# Stereo cabinet cooling system



## Joe11554 (Oct 15, 2014)

I think was the best forum to post this question.

I have several question concerning the removal of heat build up within a wooden cabinet that stores my stereo equipment. The cabinet has 3 separate compartments and I do not want to cut vent holes within the internal walls. Therefore, I am looking for an intake/exhaust thermal controlled fax system for each (3) compartment. 

Looking at the AC Infinity fan systems it appears each cabinet fan system will have a 19 DbA sound rating. Am I correct in thinking that if all 3 fan systems are on at one point, I will have a sound rating of 57 Dba (3 x 19)? If all fans are located in the rear of the cabinet, which will be about 4 inches from the room wall, will 57 DbA noise level be audible from 10 ft away from the front of the cabinet.

I found AC Infinity on the internet so I used them as reference. Are there other manufacturers of cooling fan systems on the market are better or more reliable? Any comments, suggestions or recommendations would be appreciated.
thanks
Joe


----------



## Kal Rubinson (Aug 3, 2006)

Joe11554 said:


> Am I correct in thinking that if all 3 fan systems are on at one point, I will have a sound rating of 57 Dba (3 x 19)?


Nope. The sum of 3 19dB sources will be about 4.8dB higher or about 23.9dB. Still pretty quiet.


----------



## Joe11554 (Oct 15, 2014)

Thanks for the reply Kal,
Do you know if there is any manufacturer better than the others or are they all selling the same stuff.
Joe


----------



## Kal Rubinson (Aug 3, 2006)

Joe11554 said:


> Do you know if there is any manufacturer better than the others or are they all selling the same stuff.


I do not know anything about fans.


----------



## Joe11554 (Oct 15, 2014)

Anyone know about differences in quality, if any, of cooling fan among the various manufacturers?


----------



## sealman (Jun 10, 2013)

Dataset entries
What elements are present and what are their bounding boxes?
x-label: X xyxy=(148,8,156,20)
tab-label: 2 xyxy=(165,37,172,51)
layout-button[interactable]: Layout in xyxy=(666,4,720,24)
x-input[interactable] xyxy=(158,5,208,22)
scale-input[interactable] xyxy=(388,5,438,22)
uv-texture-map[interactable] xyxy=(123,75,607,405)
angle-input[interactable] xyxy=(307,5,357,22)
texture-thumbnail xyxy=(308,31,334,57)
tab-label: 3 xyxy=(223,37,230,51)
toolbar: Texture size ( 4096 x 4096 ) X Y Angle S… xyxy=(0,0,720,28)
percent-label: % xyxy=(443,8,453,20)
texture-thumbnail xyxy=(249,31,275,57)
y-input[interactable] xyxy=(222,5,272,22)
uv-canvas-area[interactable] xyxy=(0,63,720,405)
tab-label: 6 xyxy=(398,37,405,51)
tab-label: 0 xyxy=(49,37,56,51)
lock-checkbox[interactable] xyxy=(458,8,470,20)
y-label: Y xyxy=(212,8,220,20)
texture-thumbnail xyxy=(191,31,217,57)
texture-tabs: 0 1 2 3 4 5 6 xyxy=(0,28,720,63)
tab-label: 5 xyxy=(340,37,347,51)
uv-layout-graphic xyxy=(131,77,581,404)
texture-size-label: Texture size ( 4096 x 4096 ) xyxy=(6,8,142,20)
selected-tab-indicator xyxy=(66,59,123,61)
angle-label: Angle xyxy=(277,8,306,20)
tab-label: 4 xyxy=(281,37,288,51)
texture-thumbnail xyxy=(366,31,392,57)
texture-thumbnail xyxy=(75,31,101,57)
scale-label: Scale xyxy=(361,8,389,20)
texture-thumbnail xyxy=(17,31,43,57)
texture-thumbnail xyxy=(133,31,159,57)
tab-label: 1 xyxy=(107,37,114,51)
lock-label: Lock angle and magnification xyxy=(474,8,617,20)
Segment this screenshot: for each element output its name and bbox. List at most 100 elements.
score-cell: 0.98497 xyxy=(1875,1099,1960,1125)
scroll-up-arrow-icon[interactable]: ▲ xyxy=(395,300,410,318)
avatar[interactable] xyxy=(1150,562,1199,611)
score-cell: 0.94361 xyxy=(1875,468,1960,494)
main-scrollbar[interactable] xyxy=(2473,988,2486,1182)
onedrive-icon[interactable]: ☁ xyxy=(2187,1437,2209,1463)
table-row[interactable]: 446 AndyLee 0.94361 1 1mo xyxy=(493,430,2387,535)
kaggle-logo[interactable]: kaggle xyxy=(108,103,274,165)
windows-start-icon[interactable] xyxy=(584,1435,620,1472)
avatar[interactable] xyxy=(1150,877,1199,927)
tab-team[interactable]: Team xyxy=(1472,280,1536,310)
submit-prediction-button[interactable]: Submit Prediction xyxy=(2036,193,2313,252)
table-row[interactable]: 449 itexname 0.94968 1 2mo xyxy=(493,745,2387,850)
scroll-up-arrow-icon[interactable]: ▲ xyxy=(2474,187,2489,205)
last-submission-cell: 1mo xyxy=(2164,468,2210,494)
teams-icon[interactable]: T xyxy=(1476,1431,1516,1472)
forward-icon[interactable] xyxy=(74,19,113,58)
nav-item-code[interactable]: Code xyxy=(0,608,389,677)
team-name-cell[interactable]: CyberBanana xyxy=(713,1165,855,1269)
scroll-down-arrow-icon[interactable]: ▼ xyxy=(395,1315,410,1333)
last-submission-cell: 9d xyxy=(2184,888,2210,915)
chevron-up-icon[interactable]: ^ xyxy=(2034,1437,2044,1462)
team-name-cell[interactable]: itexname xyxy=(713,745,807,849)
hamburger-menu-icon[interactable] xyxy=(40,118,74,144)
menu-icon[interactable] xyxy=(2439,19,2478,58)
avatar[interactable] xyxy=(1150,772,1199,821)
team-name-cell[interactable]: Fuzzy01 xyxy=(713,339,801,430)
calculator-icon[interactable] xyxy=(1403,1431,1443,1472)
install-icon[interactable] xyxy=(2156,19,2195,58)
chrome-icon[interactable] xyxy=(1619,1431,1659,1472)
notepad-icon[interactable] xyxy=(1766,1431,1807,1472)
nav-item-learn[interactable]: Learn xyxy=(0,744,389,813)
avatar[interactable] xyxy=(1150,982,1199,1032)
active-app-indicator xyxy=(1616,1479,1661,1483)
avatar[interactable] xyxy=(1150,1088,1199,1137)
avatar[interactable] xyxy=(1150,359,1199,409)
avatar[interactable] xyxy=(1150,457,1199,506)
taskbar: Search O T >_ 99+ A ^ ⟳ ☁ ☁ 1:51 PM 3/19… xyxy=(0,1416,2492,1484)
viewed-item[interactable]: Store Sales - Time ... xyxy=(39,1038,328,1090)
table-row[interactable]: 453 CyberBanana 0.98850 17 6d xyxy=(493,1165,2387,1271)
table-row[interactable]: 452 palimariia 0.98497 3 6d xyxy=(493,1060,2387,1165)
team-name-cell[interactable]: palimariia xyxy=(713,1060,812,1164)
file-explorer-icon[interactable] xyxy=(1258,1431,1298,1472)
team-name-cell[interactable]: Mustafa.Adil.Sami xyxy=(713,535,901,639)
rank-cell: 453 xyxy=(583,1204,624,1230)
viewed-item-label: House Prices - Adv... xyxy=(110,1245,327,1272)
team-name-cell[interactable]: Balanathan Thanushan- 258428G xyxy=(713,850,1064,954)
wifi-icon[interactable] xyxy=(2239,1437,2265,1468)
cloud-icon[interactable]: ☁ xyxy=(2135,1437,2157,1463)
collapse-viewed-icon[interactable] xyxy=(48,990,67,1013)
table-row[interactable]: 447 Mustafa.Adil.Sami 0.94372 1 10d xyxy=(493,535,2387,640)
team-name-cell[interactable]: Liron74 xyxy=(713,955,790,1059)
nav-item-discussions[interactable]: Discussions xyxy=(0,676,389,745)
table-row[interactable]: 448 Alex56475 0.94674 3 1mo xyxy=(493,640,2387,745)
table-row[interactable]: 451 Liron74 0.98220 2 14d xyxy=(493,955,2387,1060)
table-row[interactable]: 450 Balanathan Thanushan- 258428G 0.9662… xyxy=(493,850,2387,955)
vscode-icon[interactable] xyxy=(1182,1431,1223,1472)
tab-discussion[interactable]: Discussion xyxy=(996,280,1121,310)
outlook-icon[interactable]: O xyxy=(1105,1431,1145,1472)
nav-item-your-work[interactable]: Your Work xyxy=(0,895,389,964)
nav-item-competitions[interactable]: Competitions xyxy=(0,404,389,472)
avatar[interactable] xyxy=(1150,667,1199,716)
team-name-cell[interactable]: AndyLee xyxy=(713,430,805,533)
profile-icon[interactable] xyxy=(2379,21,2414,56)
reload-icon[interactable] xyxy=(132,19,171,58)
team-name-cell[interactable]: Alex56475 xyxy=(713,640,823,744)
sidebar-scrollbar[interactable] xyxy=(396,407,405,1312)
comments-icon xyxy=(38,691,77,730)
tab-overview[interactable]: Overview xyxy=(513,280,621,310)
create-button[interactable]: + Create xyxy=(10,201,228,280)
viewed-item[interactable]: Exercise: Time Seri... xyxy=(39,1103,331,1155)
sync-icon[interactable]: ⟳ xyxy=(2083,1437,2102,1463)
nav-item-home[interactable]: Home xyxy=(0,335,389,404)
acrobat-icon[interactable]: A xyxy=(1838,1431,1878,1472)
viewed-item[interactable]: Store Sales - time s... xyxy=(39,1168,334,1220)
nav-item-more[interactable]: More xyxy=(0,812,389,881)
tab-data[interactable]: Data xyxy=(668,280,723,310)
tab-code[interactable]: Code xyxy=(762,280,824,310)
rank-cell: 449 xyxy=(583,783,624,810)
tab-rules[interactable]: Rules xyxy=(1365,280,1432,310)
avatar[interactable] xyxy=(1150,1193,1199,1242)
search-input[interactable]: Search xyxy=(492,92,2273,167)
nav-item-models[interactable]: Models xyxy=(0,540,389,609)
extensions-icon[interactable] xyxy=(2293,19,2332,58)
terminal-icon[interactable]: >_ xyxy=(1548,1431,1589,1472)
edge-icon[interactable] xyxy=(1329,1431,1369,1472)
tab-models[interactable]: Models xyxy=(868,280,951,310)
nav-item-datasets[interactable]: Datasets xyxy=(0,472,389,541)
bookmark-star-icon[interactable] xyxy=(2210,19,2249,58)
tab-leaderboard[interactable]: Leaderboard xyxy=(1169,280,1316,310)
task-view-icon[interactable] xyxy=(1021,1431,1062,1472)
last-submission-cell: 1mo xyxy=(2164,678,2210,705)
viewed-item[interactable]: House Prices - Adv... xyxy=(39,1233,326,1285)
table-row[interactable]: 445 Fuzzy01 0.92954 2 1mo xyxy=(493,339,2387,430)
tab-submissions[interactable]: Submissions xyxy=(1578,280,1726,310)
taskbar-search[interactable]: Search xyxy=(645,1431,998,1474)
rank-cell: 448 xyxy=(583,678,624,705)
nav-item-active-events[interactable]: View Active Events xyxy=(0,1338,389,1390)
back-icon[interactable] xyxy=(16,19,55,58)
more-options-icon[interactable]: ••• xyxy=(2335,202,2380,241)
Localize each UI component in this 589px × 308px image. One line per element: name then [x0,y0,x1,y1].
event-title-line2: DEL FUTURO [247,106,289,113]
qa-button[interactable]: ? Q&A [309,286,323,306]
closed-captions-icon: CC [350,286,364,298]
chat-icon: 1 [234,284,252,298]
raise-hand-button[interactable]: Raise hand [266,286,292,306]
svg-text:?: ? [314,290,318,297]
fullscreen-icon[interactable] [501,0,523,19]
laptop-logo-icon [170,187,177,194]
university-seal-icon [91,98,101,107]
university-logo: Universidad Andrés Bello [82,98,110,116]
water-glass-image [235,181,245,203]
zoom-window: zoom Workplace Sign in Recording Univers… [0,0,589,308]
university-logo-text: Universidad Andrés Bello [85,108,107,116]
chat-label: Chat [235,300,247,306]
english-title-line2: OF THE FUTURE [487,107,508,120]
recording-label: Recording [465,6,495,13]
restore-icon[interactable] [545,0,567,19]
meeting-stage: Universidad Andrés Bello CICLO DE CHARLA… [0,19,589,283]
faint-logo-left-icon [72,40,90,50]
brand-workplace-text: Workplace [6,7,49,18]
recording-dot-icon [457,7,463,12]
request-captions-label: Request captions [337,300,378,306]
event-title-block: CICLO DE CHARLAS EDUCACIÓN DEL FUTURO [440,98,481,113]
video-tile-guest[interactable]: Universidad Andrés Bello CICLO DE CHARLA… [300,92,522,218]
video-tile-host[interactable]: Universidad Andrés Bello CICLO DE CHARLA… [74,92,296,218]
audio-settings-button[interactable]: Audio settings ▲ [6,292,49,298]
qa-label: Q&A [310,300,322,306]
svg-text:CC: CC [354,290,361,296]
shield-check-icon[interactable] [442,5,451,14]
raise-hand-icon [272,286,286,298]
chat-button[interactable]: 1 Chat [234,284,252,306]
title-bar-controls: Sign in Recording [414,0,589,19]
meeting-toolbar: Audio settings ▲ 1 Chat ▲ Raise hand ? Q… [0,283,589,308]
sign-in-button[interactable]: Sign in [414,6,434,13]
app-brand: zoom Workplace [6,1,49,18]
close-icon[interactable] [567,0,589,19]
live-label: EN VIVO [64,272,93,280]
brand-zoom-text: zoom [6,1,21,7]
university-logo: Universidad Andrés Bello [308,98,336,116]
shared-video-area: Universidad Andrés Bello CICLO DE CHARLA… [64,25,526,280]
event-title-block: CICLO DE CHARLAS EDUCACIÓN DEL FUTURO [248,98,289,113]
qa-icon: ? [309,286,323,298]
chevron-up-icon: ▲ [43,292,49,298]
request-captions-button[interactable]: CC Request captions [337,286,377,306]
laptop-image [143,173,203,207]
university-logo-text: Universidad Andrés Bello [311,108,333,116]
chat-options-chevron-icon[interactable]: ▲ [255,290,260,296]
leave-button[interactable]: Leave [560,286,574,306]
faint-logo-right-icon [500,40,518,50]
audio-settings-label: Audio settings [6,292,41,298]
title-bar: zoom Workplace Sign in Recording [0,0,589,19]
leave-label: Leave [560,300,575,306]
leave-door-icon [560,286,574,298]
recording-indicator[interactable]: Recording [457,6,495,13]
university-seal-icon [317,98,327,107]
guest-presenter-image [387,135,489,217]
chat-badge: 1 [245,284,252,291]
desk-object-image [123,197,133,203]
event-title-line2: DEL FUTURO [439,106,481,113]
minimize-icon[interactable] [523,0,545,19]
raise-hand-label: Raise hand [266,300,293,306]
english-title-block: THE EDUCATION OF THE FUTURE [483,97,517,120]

● **WHAT YOU ARE ASKED TO DO**: In the stereo cabinet cooling thread, what combined sound level does Kal Rubinson give for three 19 dB fans running together?

● **THE ANSWER**: About 23.9 dB, roughly 4.8 dB higher than a single fan.